Copy out each line exactly; pictures stay out of the copy.

* _Record extracts_
»»
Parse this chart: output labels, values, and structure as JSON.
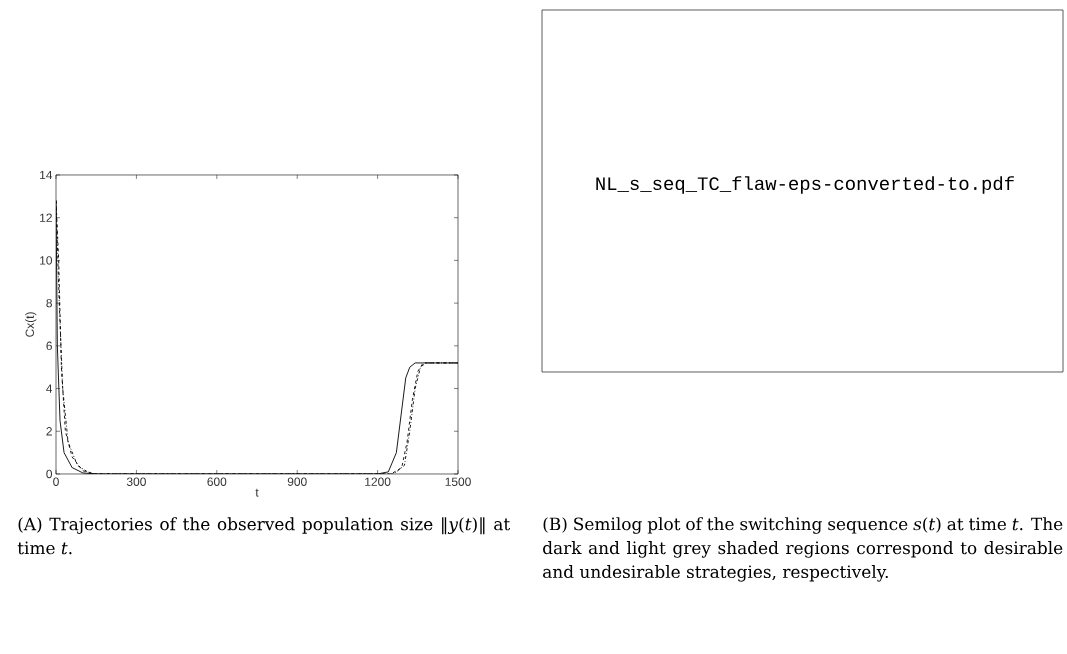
{
  "chart_data": [
    {
      "type": "line",
      "xlabel": "t",
      "ylabel": "Cx(t)",
      "xlim": [
        0,
        1500
      ],
      "ylim": [
        0,
        14
      ],
      "xticks": [
        0,
        300,
        600,
        900,
        1200,
        1500
      ],
      "yticks": [
        0,
        2,
        4,
        6,
        8,
        10,
        12,
        14
      ],
      "series": [
        {
          "color": "#000000",
          "line_style": "solid",
          "x": [
            0,
            5,
            15,
            30,
            60,
            100,
            150,
            1200,
            1240,
            1270,
            1290,
            1305,
            1320,
            1340,
            1500
          ],
          "values": [
            12.8,
            6,
            2.5,
            1,
            0.3,
            0.05,
            0,
            0,
            0.1,
            1,
            3,
            4.5,
            5.0,
            5.2,
            5.2
          ]
        },
        {
          "color": "#000000",
          "line_style": "dashed",
          "x": [
            0,
            10,
            20,
            35,
            60,
            100,
            150,
            1250,
            1290,
            1310,
            1330,
            1350,
            1370,
            1500
          ],
          "values": [
            12.8,
            10,
            5,
            2,
            0.8,
            0.15,
            0,
            0,
            0.3,
            1.5,
            3.5,
            4.8,
            5.2,
            5.2
          ]
        },
        {
          "color": "#000000",
          "line_style": "dashdot",
          "x": [
            0,
            12,
            25,
            45,
            80,
            130,
            1260,
            1300,
            1320,
            1340,
            1360,
            1380,
            1500
          ],
          "values": [
            12.8,
            8,
            4,
            1.5,
            0.4,
            0,
            0,
            0.4,
            2,
            4,
            5.0,
            5.2,
            5.2
          ]
        }
      ],
      "annotations": [
        "(A) Trajectories of the observed population size ‖*y*(*t*)‖ at time *t*."
      ]
    },
    {
      "type": "other",
      "annotations": [
        "NL_s_seq_TC_flaw-eps-converted-to.pdf",
        "(B) Semilog plot of the switching sequence *s*(*t*) at time *t*. The dark and light grey shaded regions correspond to desirable and undesirable strategies, respectively."
      ]
    }
  ]
}
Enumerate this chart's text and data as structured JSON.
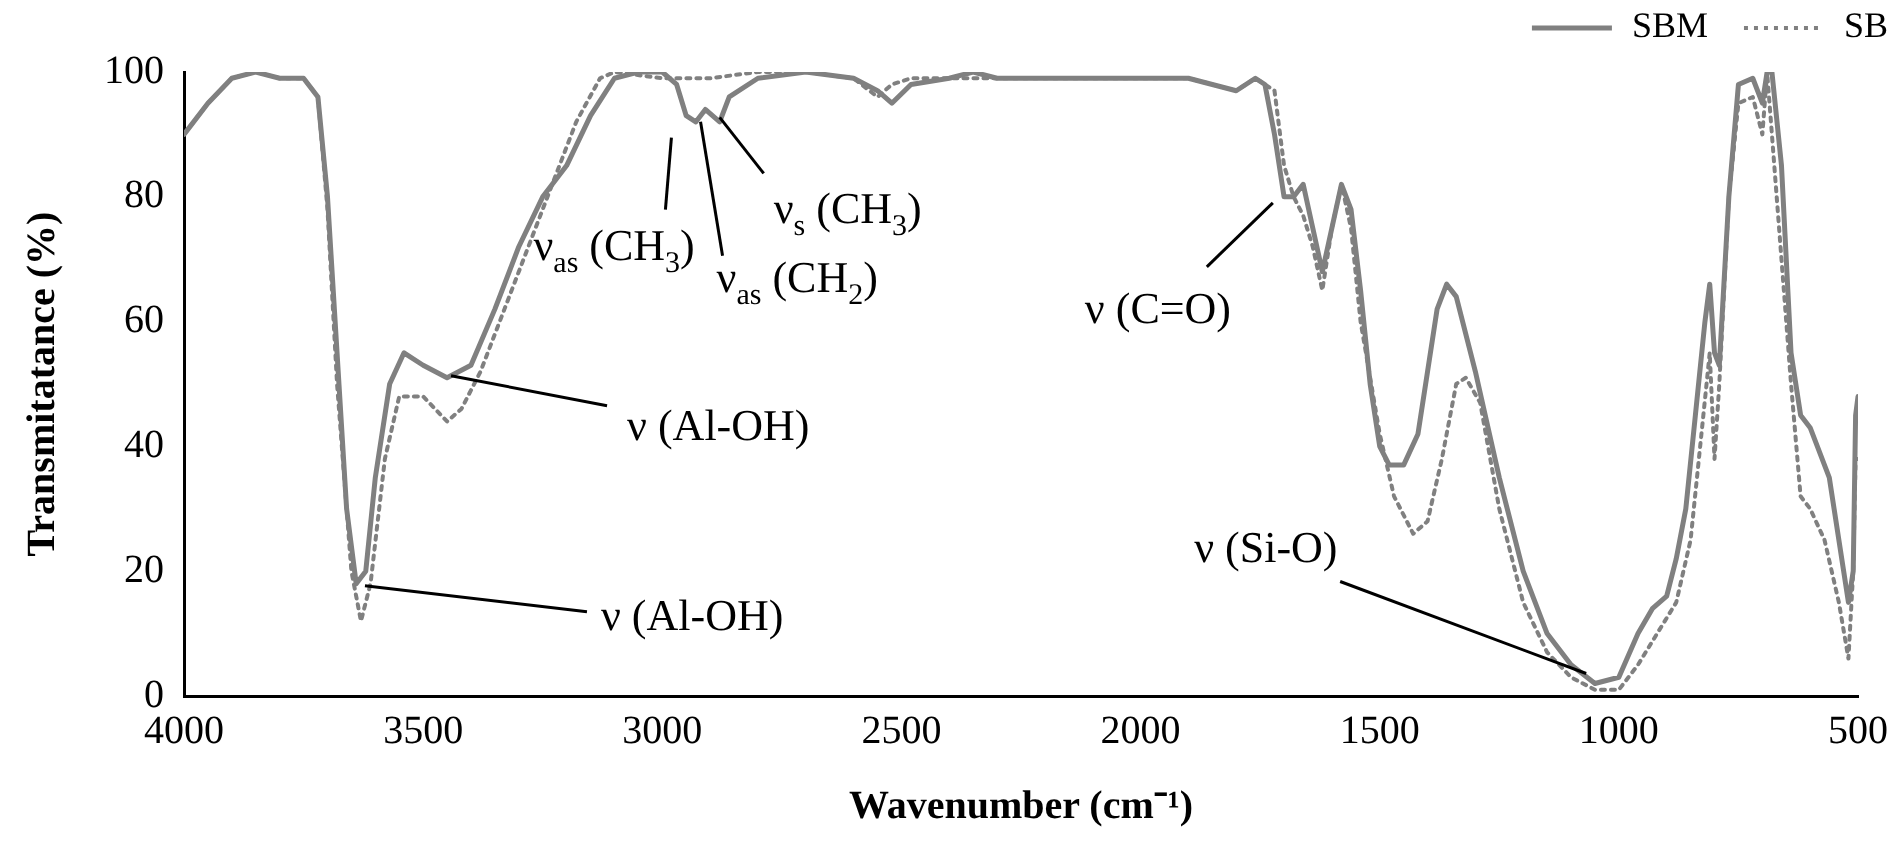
{
  "chart_data": {
    "type": "line",
    "xlabel": "Wavenumber (cm⁻¹)",
    "ylabel": "Transmitatance (%)",
    "xlim": [
      4000,
      500
    ],
    "xticks": [
      4000,
      3500,
      3000,
      2500,
      2000,
      1500,
      1000,
      500
    ],
    "ylim": [
      0,
      100
    ],
    "yticks": [
      0,
      20,
      40,
      60,
      80,
      100
    ],
    "grid": false,
    "legend": "top right",
    "marker": "none",
    "series": [
      {
        "name": "SBM",
        "color": "#808080",
        "line_style": "solid",
        "x": [
          4000,
          3950,
          3900,
          3850,
          3800,
          3750,
          3720,
          3700,
          3680,
          3660,
          3640,
          3620,
          3600,
          3570,
          3540,
          3500,
          3450,
          3400,
          3350,
          3300,
          3250,
          3200,
          3150,
          3100,
          3050,
          3000,
          2970,
          2950,
          2930,
          2910,
          2880,
          2860,
          2800,
          2700,
          2600,
          2550,
          2520,
          2480,
          2400,
          2350,
          2300,
          2200,
          2100,
          2000,
          1900,
          1850,
          1800,
          1760,
          1740,
          1720,
          1700,
          1680,
          1660,
          1640,
          1620,
          1600,
          1580,
          1560,
          1540,
          1520,
          1500,
          1480,
          1450,
          1420,
          1400,
          1380,
          1360,
          1340,
          1300,
          1250,
          1200,
          1150,
          1100,
          1050,
          1000,
          960,
          930,
          900,
          880,
          860,
          840,
          820,
          810,
          800,
          790,
          770,
          750,
          720,
          700,
          690,
          680,
          660,
          640,
          620,
          600,
          560,
          530,
          520,
          510,
          505,
          500
        ],
        "values": [
          90,
          95,
          99,
          100,
          99,
          99,
          96,
          80,
          55,
          30,
          18,
          20,
          35,
          50,
          55,
          53,
          51,
          53,
          62,
          72,
          80,
          85,
          93,
          99,
          100,
          100,
          98,
          93,
          92,
          94,
          92,
          96,
          99,
          100,
          99,
          97,
          95,
          98,
          99,
          100,
          99,
          99,
          99,
          99,
          99,
          98,
          97,
          99,
          98,
          90,
          80,
          80,
          82,
          75,
          68,
          75,
          82,
          78,
          65,
          50,
          40,
          37,
          37,
          42,
          52,
          62,
          66,
          64,
          52,
          35,
          20,
          10,
          5,
          2,
          3,
          10,
          14,
          16,
          22,
          30,
          45,
          60,
          66,
          55,
          53,
          80,
          98,
          99,
          95,
          100,
          100,
          85,
          55,
          45,
          43,
          35,
          20,
          15,
          20,
          45,
          48
        ]
      },
      {
        "name": "SB",
        "color": "#808080",
        "line_style": "dotted",
        "x": [
          4000,
          3950,
          3900,
          3850,
          3800,
          3750,
          3720,
          3700,
          3680,
          3650,
          3630,
          3610,
          3580,
          3550,
          3500,
          3450,
          3420,
          3380,
          3330,
          3280,
          3230,
          3180,
          3130,
          3100,
          3000,
          2900,
          2800,
          2700,
          2600,
          2550,
          2520,
          2480,
          2400,
          2300,
          2200,
          2100,
          2000,
          1900,
          1800,
          1760,
          1720,
          1700,
          1680,
          1660,
          1640,
          1620,
          1600,
          1580,
          1560,
          1540,
          1500,
          1470,
          1430,
          1400,
          1370,
          1340,
          1320,
          1290,
          1250,
          1200,
          1150,
          1100,
          1050,
          1000,
          960,
          920,
          880,
          850,
          830,
          810,
          800,
          790,
          770,
          750,
          720,
          700,
          690,
          670,
          640,
          620,
          600,
          570,
          540,
          520,
          510,
          505,
          500
        ],
        "values": [
          90,
          95,
          99,
          100,
          99,
          99,
          96,
          78,
          50,
          20,
          12,
          18,
          38,
          48,
          48,
          44,
          46,
          52,
          62,
          72,
          82,
          92,
          99,
          100,
          99,
          99,
          100,
          100,
          99,
          96,
          98,
          99,
          99,
          99,
          99,
          99,
          99,
          99,
          97,
          99,
          97,
          85,
          80,
          77,
          72,
          65,
          75,
          82,
          75,
          60,
          42,
          32,
          26,
          28,
          38,
          50,
          51,
          47,
          30,
          15,
          7,
          3,
          1,
          1,
          5,
          10,
          15,
          25,
          40,
          55,
          38,
          50,
          80,
          95,
          96,
          90,
          100,
          80,
          50,
          32,
          30,
          25,
          15,
          6,
          20,
          38,
          38
        ]
      }
    ],
    "annotations": [
      {
        "text": "ν (Al-OH)",
        "x": 3630,
        "y": 18
      },
      {
        "text": "ν (Al-OH)",
        "x": 3450,
        "y": 51
      },
      {
        "text": "ν$_{as}$ (CH$_{3}$)",
        "x": 2960,
        "y": 93
      },
      {
        "text": "ν$_{as}$ (CH$_{2}$)",
        "x": 2920,
        "y": 93
      },
      {
        "text": "ν$_{s}$ (CH$_{3}$)",
        "x": 2880,
        "y": 94
      },
      {
        "text": "ν (C=O)",
        "x": 1690,
        "y": 80
      },
      {
        "text": "ν (Si-O)",
        "x": 1060,
        "y": 2
      }
    ]
  }
}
««
* _Complete answer_
Parse this chart: output labels, values, and structure as JSON.
{
  "chart_data": [
    {
      "type": "line",
      "xlabel": "t",
      "ylabel": "Cx(t)",
      "xlim": [
        0,
        1500
      ],
      "ylim": [
        0,
        14
      ],
      "xticks": [
        0,
        300,
        600,
        900,
        1200,
        1500
      ],
      "yticks": [
        0,
        2,
        4,
        6,
        8,
        10,
        12,
        14
      ],
      "series": [
        {
          "color": "#000000",
          "line_style": "solid",
          "x": [
            0,
            5,
            15,
            30,
            60,
            100,
            150,
            1200,
            1240,
            1270,
            1290,
            1305,
            1320,
            1340,
            1500
          ],
          "values": [
            12.8,
            6,
            2.5,
            1,
            0.3,
            0.05,
            0,
            0,
            0.1,
            1,
            3,
            4.5,
            5.0,
            5.2,
            5.2
          ]
        },
        {
          "color": "#000000",
          "line_style": "dashed",
          "x": [
            0,
            10,
            20,
            35,
            60,
            100,
            150,
            1250,
            1290,
            1310,
            1330,
            1350,
            1370,
            1500
          ],
          "values": [
            12.8,
            10,
            5,
            2,
            0.8,
            0.15,
            0,
            0,
            0.3,
            1.5,
            3.5,
            4.8,
            5.2,
            5.2
          ]
        },
        {
          "color": "#000000",
          "line_style": "dashdot",
          "x": [
            0,
            12,
            25,
            45,
            80,
            130,
            1260,
            1300,
            1320,
            1340,
            1360,
            1380,
            1500
          ],
          "values": [
            12.8,
            8,
            4,
            1.5,
            0.4,
            0,
            0,
            0.4,
            2,
            4,
            5.0,
            5.2,
            5.2
          ]
        }
      ],
      "annotations": [
        "(A) Trajectories of the observed population size ‖*y*(*t*)‖ at time *t*."
      ]
    },
    {
      "type": "other",
      "annotations": [
        "NL_s_seq_TC_flaw-eps-converted-to.pdf",
        "(B) Semilog plot of the switching sequence *s*(*t*) at time *t*. The dark and light grey shaded regions correspond to desirable and undesirable strategies, respectively."
      ]
    }
  ]
}
Enumerate this chart's text and data as structured JSON.
{
  "chart_data": {
    "type": "line",
    "xlabel": "Wavenumber (cm⁻¹)",
    "ylabel": "Transmitatance (%)",
    "xlim": [
      4000,
      500
    ],
    "xticks": [
      4000,
      3500,
      3000,
      2500,
      2000,
      1500,
      1000,
      500
    ],
    "ylim": [
      0,
      100
    ],
    "yticks": [
      0,
      20,
      40,
      60,
      80,
      100
    ],
    "grid": false,
    "legend": "top right",
    "marker": "none",
    "series": [
      {
        "name": "SBM",
        "color": "#808080",
        "line_style": "solid",
        "x": [
          4000,
          3950,
          3900,
          3850,
          3800,
          3750,
          3720,
          3700,
          3680,
          3660,
          3640,
          3620,
          3600,
          3570,
          3540,
          3500,
          3450,
          3400,
          3350,
          3300,
          3250,
          3200,
          3150,
          3100,
          3050,
          3000,
          2970,
          2950,
          2930,
          2910,
          2880,
          2860,
          2800,
          2700,
          2600,
          2550,
          2520,
          2480,
          2400,
          2350,
          2300,
          2200,
          2100,
          2000,
          1900,
          1850,
          1800,
          1760,
          1740,
          1720,
          1700,
          1680,
          1660,
          1640,
          1620,
          1600,
          1580,
          1560,
          1540,
          1520,
          1500,
          1480,
          1450,
          1420,
          1400,
          1380,
          1360,
          1340,
          1300,
          1250,
          1200,
          1150,
          1100,
          1050,
          1000,
          960,
          930,
          900,
          880,
          860,
          840,
          820,
          810,
          800,
          790,
          770,
          750,
          720,
          700,
          690,
          680,
          660,
          640,
          620,
          600,
          560,
          530,
          520,
          510,
          505,
          500
        ],
        "values": [
          90,
          95,
          99,
          100,
          99,
          99,
          96,
          80,
          55,
          30,
          18,
          20,
          35,
          50,
          55,
          53,
          51,
          53,
          62,
          72,
          80,
          85,
          93,
          99,
          100,
          100,
          98,
          93,
          92,
          94,
          92,
          96,
          99,
          100,
          99,
          97,
          95,
          98,
          99,
          100,
          99,
          99,
          99,
          99,
          99,
          98,
          97,
          99,
          98,
          90,
          80,
          80,
          82,
          75,
          68,
          75,
          82,
          78,
          65,
          50,
          40,
          37,
          37,
          42,
          52,
          62,
          66,
          64,
          52,
          35,
          20,
          10,
          5,
          2,
          3,
          10,
          14,
          16,
          22,
          30,
          45,
          60,
          66,
          55,
          53,
          80,
          98,
          99,
          95,
          100,
          100,
          85,
          55,
          45,
          43,
          35,
          20,
          15,
          20,
          45,
          48
        ]
      },
      {
        "name": "SB",
        "color": "#808080",
        "line_style": "dotted",
        "x": [
          4000,
          3950,
          3900,
          3850,
          3800,
          3750,
          3720,
          3700,
          3680,
          3650,
          3630,
          3610,
          3580,
          3550,
          3500,
          3450,
          3420,
          3380,
          3330,
          3280,
          3230,
          3180,
          3130,
          3100,
          3000,
          2900,
          2800,
          2700,
          2600,
          2550,
          2520,
          2480,
          2400,
          2300,
          2200,
          2100,
          2000,
          1900,
          1800,
          1760,
          1720,
          1700,
          1680,
          1660,
          1640,
          1620,
          1600,
          1580,
          1560,
          1540,
          1500,
          1470,
          1430,
          1400,
          1370,
          1340,
          1320,
          1290,
          1250,
          1200,
          1150,
          1100,
          1050,
          1000,
          960,
          920,
          880,
          850,
          830,
          810,
          800,
          790,
          770,
          750,
          720,
          700,
          690,
          670,
          640,
          620,
          600,
          570,
          540,
          520,
          510,
          505,
          500
        ],
        "values": [
          90,
          95,
          99,
          100,
          99,
          99,
          96,
          78,
          50,
          20,
          12,
          18,
          38,
          48,
          48,
          44,
          46,
          52,
          62,
          72,
          82,
          92,
          99,
          100,
          99,
          99,
          100,
          100,
          99,
          96,
          98,
          99,
          99,
          99,
          99,
          99,
          99,
          99,
          97,
          99,
          97,
          85,
          80,
          77,
          72,
          65,
          75,
          82,
          75,
          60,
          42,
          32,
          26,
          28,
          38,
          50,
          51,
          47,
          30,
          15,
          7,
          3,
          1,
          1,
          5,
          10,
          15,
          25,
          40,
          55,
          38,
          50,
          80,
          95,
          96,
          90,
          100,
          80,
          50,
          32,
          30,
          25,
          15,
          6,
          20,
          38,
          38
        ]
      }
    ],
    "annotations": [
      {
        "text": "ν (Al-OH)",
        "x": 3630,
        "y": 18
      },
      {
        "text": "ν (Al-OH)",
        "x": 3450,
        "y": 51
      },
      {
        "text": "ν$_{as}$ (CH$_{3}$)",
        "x": 2960,
        "y": 93
      },
      {
        "text": "ν$_{as}$ (CH$_{2}$)",
        "x": 2920,
        "y": 93
      },
      {
        "text": "ν$_{s}$ (CH$_{3}$)",
        "x": 2880,
        "y": 94
      },
      {
        "text": "ν (C=O)",
        "x": 1690,
        "y": 80
      },
      {
        "text": "ν (Si-O)",
        "x": 1060,
        "y": 2
      }
    ]
  }
}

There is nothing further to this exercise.